# Bloco de texto:
'''

O governo israelita, o exército israelita “e a Mossad (serviços secretos) impediram a Síria de desenvolver uma capacidade nuclear e merecem todo o crédito”, declarou Netanyahu na rede social Twitter.

“A posição israelita foi e continua a ser: impedir os nossos inimigos de obterem” a arma atómica, adiantou.

Esta foi a primeira reação de Netanyahu sobre o reconhecimento por Israel do ataque aéreo contra o complexo de Al-Kibar, na província síria de Deir Ezzor (leste), na noite de 5 para 6 de setembro de 2007, embora não houvessem dúvidas de que o Estado judeu estava por trás dele.

O reconhecimento coincide com a multiplicação de alertas por parte de Israel contra o reforço da presença militar iraniana na Síria em guerra e apelos para que seja corrigido ou anulado o acordo entre as grandes potências ocidentais e Teerão sobre o programa nuclear da República Islâmica.

Netanyahu não mencionou o Irão na sua mensagem no Twitter.

'''

# Dados fornecidos:
'''

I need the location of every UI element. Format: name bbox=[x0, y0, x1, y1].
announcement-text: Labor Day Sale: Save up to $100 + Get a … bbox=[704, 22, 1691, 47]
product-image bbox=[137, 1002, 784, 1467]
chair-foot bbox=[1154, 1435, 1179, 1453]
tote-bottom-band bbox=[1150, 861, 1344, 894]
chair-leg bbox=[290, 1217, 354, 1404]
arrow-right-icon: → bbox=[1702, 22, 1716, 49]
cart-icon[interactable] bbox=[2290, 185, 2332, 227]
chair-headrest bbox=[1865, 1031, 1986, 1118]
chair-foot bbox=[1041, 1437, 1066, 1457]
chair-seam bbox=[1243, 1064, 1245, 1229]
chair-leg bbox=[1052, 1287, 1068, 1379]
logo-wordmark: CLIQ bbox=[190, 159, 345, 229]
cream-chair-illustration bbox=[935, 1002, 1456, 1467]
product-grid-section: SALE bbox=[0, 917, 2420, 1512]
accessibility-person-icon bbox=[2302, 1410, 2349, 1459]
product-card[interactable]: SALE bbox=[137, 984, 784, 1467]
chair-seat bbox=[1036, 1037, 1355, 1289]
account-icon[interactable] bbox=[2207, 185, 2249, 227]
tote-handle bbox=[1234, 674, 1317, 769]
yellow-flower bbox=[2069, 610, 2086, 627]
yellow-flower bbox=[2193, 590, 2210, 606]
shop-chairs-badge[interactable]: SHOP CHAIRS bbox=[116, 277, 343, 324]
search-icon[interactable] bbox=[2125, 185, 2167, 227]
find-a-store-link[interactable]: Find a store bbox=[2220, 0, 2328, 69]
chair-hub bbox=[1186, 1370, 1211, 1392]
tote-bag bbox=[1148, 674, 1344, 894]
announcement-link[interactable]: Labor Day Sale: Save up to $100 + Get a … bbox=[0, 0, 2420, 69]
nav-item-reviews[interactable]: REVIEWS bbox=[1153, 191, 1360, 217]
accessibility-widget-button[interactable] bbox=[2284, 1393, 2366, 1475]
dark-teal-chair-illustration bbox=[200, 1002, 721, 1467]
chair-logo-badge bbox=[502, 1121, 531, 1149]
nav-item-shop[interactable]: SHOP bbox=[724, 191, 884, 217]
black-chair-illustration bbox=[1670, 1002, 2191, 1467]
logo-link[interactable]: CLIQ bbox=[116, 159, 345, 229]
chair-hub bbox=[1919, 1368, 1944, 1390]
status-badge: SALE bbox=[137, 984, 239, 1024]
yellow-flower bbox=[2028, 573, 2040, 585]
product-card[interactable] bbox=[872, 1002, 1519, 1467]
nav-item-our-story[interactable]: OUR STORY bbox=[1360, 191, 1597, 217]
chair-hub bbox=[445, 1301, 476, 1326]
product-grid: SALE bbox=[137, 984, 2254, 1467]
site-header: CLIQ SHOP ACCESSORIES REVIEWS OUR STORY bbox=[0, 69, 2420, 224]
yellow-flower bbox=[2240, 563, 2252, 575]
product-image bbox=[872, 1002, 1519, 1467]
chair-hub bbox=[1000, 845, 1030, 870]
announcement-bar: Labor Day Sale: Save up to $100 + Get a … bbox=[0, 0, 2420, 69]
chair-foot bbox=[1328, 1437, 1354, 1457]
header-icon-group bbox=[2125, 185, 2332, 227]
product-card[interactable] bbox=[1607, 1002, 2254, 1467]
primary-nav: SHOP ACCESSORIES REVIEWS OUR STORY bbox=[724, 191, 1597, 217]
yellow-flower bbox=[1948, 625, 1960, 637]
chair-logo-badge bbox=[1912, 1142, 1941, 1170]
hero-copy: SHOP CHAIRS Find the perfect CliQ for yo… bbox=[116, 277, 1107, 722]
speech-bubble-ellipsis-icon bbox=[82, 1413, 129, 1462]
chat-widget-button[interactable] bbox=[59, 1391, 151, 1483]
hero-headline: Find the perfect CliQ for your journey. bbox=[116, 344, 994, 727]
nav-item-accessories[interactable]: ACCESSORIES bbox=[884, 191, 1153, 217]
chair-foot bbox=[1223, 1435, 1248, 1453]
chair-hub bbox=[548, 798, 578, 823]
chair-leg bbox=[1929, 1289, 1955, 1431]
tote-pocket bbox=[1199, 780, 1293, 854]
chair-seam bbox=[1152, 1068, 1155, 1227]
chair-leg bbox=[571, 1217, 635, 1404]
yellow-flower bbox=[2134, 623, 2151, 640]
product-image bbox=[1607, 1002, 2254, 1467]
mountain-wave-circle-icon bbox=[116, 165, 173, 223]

'''

# Questões de estudo:
1 - No texto sobre o ataque israelita na Síria, em que noite ocorreu o ataque aéreo contra o complexo de Al-Kibar?
2 - Repita o trecho do texto sobre o ataque israelita na Síria entre "O reconhecimento coincide" e "da República Islâmica.", inclusive.
3 - Prossiga o texto sobre o ataque israelita na Síria a partir do ponto em que termina.

# Resultados do exercício:
1 - Na noite de 5 para 6 de setembro de 2007.

2 -
O reconhecimento coincide com a multiplicação de alertas por parte de Israel contra o reforço da presença militar iraniana na Síria em guerra e apelos para que seja corrigido ou anulado o acordo entre as grandes potências ocidentais e Teerão sobre o programa nuclear da República Islâmica.

3 -
Antes, o ministro da Defesa israelita, Avigdor Lieberman, tinha afirmado: “O poder do nosso exército, da nossa aviação e das nossas capacidades de informações reforçou-se bastante face a 2007. Todos no Médio Oriente têm interesse em ter em conta essa equação”.

Igualmente numa mensagem no Twitter, o ministro encarregado dos serviços de informações, Yisrael Katz, advertiu: “Israel nunca permitirá que a arma atómica caia nas mãos daqueles que ameaçam a sua existência: ontem a Síria, hoje o Irão”.

A possibilidade de um ataque israelita contra instalações nucleares iranianas tem sido objeto de intensa especulação.

Em 1981 e apesar da oposição de Washington, Israel bombardeou um reator nuclear iraquiano em Osirak. Um técnico francês foi morto no ataque aéreo.